PROVIDED RECORDS:

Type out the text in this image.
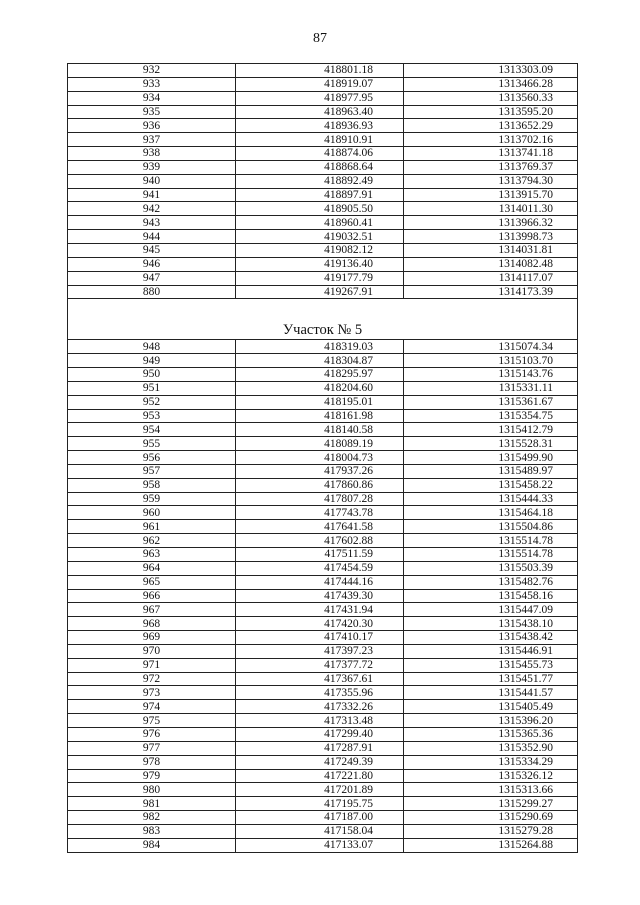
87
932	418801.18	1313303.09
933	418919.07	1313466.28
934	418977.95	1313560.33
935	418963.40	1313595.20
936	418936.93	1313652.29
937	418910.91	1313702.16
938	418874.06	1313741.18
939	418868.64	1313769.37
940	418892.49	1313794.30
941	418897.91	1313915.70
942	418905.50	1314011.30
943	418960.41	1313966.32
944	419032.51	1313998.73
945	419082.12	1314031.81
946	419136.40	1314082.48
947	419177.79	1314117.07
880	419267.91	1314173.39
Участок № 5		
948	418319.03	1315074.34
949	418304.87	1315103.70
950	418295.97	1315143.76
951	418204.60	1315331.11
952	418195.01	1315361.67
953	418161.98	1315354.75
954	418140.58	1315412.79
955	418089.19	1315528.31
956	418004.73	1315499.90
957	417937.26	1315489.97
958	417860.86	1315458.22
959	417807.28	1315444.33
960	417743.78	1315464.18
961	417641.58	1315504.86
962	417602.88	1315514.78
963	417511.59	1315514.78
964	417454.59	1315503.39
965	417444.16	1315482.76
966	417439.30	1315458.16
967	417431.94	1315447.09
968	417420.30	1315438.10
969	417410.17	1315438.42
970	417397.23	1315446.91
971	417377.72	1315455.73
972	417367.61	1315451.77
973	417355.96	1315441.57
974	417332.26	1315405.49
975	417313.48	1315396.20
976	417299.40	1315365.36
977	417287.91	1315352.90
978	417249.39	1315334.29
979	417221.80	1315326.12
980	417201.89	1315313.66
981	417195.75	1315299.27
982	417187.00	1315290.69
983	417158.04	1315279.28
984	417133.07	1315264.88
---
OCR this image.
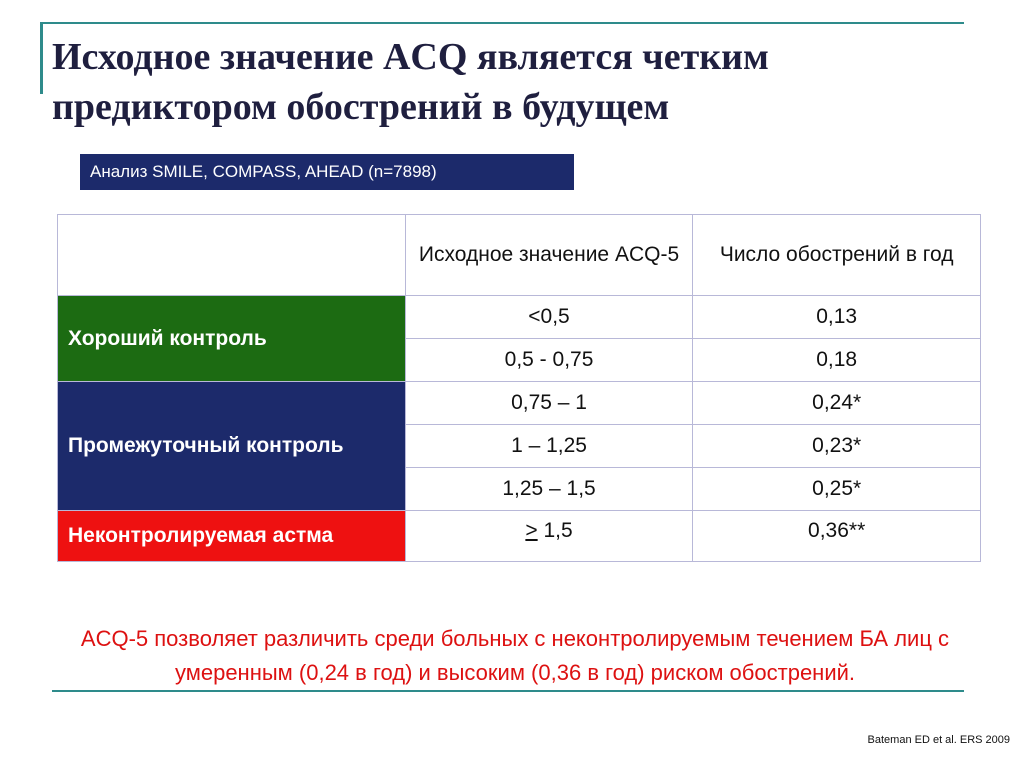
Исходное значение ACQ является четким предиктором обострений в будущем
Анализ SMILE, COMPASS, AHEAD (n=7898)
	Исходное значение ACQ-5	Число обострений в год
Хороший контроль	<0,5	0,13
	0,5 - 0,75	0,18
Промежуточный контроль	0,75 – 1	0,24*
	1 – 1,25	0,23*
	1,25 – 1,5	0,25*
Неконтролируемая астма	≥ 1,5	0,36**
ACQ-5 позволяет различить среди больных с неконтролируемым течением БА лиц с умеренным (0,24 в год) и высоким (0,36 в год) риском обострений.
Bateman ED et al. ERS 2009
--
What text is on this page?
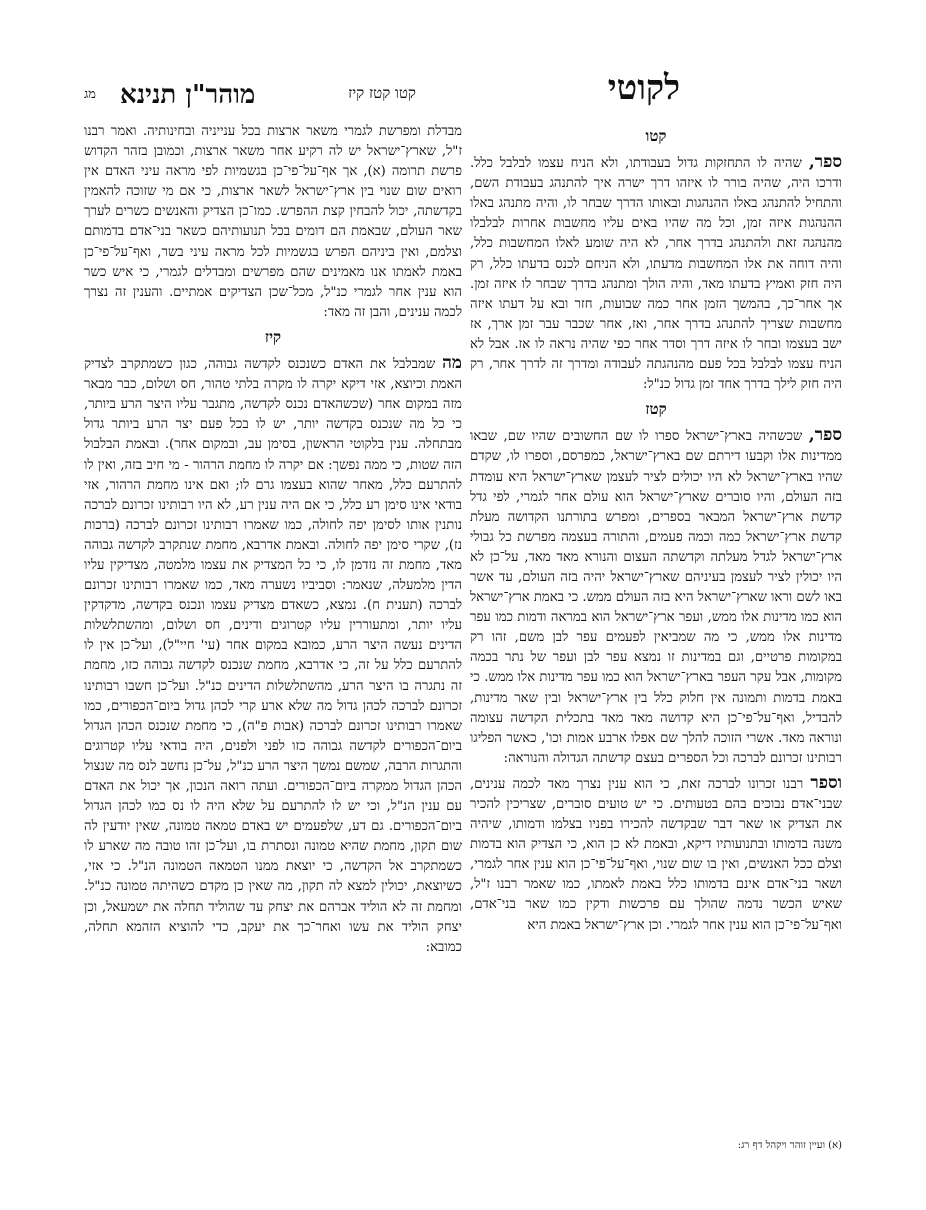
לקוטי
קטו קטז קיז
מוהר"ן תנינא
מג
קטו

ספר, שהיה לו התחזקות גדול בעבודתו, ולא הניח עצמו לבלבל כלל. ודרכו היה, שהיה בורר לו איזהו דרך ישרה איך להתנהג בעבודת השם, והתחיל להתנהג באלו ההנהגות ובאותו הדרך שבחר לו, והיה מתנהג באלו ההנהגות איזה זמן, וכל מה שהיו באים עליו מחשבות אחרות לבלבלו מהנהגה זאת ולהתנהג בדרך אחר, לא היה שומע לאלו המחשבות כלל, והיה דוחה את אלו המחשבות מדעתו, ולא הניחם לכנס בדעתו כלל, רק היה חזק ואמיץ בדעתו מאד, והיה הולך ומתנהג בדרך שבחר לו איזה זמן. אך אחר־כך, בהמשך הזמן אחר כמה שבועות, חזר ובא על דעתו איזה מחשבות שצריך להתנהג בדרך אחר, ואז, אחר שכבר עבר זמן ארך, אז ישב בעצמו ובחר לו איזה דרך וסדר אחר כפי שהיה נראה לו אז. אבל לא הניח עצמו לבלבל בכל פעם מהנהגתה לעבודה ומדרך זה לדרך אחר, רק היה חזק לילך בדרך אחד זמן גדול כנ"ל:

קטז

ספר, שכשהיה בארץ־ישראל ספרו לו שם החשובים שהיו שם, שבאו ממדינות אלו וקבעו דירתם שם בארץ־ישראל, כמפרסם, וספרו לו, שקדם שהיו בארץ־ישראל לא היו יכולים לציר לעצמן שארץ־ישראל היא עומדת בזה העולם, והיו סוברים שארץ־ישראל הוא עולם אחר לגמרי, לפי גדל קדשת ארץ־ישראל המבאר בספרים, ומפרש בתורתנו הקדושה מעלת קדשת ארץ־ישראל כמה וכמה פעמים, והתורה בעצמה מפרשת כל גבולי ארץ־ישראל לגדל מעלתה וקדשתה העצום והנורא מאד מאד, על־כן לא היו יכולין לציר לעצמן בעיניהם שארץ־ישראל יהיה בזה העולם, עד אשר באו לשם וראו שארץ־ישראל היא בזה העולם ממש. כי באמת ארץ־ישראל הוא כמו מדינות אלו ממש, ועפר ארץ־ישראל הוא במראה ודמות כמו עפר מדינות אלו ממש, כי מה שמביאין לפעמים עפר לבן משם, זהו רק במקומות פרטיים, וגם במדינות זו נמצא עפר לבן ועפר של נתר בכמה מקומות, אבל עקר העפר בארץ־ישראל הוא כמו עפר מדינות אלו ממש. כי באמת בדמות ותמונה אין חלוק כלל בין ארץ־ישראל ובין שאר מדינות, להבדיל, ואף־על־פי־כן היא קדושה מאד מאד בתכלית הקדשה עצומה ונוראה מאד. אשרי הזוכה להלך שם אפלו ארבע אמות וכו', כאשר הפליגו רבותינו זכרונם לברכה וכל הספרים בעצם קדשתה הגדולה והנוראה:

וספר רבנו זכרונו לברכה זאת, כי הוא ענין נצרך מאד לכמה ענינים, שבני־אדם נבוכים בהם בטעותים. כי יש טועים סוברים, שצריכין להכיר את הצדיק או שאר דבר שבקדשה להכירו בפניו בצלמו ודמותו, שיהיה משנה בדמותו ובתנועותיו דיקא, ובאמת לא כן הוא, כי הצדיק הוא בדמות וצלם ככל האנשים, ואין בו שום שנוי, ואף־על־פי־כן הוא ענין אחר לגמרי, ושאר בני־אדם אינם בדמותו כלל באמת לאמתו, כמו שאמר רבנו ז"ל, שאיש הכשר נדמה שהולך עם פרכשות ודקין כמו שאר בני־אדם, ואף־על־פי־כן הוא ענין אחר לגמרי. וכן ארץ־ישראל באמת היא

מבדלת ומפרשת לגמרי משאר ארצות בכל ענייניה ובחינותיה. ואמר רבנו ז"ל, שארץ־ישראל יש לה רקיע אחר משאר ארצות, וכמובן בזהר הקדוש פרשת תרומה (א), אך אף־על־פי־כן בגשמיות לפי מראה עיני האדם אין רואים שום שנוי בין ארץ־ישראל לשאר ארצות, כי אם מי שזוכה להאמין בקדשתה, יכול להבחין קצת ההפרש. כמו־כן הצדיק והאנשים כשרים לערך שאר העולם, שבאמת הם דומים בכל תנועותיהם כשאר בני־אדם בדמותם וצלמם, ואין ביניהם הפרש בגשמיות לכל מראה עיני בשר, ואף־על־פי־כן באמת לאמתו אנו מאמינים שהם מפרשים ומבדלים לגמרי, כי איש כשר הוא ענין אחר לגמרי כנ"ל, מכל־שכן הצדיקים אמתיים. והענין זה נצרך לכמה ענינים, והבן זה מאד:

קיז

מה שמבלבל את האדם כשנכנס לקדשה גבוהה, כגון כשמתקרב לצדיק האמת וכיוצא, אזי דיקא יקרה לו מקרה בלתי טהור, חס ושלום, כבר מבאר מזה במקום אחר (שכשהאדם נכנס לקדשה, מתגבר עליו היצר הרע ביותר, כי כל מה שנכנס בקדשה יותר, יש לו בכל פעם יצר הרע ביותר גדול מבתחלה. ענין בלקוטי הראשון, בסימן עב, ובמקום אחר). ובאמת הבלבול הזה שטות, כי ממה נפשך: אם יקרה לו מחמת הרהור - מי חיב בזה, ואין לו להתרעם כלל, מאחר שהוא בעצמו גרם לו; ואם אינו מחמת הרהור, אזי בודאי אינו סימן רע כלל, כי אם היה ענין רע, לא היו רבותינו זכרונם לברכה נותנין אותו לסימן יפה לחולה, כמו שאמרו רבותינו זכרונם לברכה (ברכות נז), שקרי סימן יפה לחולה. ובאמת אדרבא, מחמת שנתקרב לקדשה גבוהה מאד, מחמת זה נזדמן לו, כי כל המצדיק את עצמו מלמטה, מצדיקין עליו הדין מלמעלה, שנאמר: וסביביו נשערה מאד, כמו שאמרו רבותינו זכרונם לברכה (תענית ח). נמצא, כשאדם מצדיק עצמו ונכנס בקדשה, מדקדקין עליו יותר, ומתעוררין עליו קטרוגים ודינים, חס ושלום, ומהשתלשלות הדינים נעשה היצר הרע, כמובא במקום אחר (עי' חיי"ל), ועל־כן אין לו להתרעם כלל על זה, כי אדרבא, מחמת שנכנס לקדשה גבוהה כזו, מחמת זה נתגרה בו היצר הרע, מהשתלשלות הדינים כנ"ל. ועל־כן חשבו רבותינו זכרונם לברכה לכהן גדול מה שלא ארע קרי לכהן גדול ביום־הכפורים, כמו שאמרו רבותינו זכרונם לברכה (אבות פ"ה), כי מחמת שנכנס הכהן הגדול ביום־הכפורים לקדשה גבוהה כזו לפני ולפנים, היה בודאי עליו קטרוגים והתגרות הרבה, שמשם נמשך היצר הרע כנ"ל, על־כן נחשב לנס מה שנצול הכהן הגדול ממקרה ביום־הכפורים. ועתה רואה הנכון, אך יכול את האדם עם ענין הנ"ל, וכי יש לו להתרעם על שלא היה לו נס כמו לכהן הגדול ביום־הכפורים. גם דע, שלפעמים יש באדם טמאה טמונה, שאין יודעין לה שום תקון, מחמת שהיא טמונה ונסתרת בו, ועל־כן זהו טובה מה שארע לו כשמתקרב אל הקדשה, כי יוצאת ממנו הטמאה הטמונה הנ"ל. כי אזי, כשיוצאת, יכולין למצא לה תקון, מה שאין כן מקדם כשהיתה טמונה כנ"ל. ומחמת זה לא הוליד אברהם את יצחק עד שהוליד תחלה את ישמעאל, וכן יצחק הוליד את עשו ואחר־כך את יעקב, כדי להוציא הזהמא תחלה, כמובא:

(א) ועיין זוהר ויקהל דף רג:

TO DO: Copy all lines from the material that include "контроль".

SOLUTION:
Хороший контроль	<0,5	0,13
Промежуточный контроль	0,75 – 1	0,24*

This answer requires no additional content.